Rows from a figure dataset
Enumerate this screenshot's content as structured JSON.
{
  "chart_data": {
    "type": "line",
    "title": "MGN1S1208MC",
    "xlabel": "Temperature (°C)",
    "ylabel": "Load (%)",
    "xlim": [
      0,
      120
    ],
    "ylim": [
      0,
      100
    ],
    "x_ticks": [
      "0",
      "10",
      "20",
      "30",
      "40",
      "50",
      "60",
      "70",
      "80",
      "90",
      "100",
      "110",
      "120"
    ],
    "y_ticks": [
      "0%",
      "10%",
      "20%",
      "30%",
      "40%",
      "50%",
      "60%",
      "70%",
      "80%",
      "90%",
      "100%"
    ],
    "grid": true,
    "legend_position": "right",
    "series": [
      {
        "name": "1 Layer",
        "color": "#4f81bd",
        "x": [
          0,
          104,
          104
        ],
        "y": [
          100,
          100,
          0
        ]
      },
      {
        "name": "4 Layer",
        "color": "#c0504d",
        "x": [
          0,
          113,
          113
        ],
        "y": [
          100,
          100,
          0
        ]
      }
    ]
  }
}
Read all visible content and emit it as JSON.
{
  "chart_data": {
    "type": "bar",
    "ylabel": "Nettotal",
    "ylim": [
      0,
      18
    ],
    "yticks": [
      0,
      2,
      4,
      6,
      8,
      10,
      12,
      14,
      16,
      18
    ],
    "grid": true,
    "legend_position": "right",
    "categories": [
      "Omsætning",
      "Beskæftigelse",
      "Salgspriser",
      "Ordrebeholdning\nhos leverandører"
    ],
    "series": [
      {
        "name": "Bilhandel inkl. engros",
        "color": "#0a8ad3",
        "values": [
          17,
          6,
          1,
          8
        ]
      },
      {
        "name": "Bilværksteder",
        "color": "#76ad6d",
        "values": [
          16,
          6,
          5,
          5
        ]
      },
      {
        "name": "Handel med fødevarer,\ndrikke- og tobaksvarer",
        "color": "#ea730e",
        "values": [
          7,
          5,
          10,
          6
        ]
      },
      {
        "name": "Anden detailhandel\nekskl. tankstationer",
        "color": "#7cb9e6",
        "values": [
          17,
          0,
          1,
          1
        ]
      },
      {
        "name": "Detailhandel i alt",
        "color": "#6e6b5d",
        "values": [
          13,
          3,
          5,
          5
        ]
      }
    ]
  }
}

TASK TO COMPLETE
Return each entry from the material above exactly as it appears.

PROBLEM SOLUTION
Enumerate this screenshot's content as structured JSON.
{
  "chart_data": {
    "type": "line",
    "title": "MGN1S1208MC",
    "xlabel": "Temperature (°C)",
    "ylabel": "Load (%)",
    "xlim": [
      0,
      120
    ],
    "ylim": [
      0,
      100
    ],
    "x_ticks": [
      "0",
      "10",
      "20",
      "30",
      "40",
      "50",
      "60",
      "70",
      "80",
      "90",
      "100",
      "110",
      "120"
    ],
    "y_ticks": [
      "0%",
      "10%",
      "20%",
      "30%",
      "40%",
      "50%",
      "60%",
      "70%",
      "80%",
      "90%",
      "100%"
    ],
    "grid": true,
    "legend_position": "right",
    "series": [
      {
        "name": "1 Layer",
        "color": "#4f81bd",
        "x": [
          0,
          104,
          104
        ],
        "y": [
          100,
          100,
          0
        ]
      },
      {
        "name": "4 Layer",
        "color": "#c0504d",
        "x": [
          0,
          113,
          113
        ],
        "y": [
          100,
          100,
          0
        ]
      }
    ]
  }
}
Read all visible content and emit it as JSON.
{
  "chart_data": {
    "type": "bar",
    "ylabel": "Nettotal",
    "ylim": [
      0,
      18
    ],
    "yticks": [
      0,
      2,
      4,
      6,
      8,
      10,
      12,
      14,
      16,
      18
    ],
    "grid": true,
    "legend_position": "right",
    "categories": [
      "Omsætning",
      "Beskæftigelse",
      "Salgspriser",
      "Ordrebeholdning\nhos leverandører"
    ],
    "series": [
      {
        "name": "Bilhandel inkl. engros",
        "color": "#0a8ad3",
        "values": [
          17,
          6,
          1,
          8
        ]
      },
      {
        "name": "Bilværksteder",
        "color": "#76ad6d",
        "values": [
          16,
          6,
          5,
          5
        ]
      },
      {
        "name": "Handel med fødevarer,\ndrikke- og tobaksvarer",
        "color": "#ea730e",
        "values": [
          7,
          5,
          10,
          6
        ]
      },
      {
        "name": "Anden detailhandel\nekskl. tankstationer",
        "color": "#7cb9e6",
        "values": [
          17,
          0,
          1,
          1
        ]
      },
      {
        "name": "Detailhandel i alt",
        "color": "#6e6b5d",
        "values": [
          13,
          3,
          5,
          5
        ]
      }
    ]
  }
}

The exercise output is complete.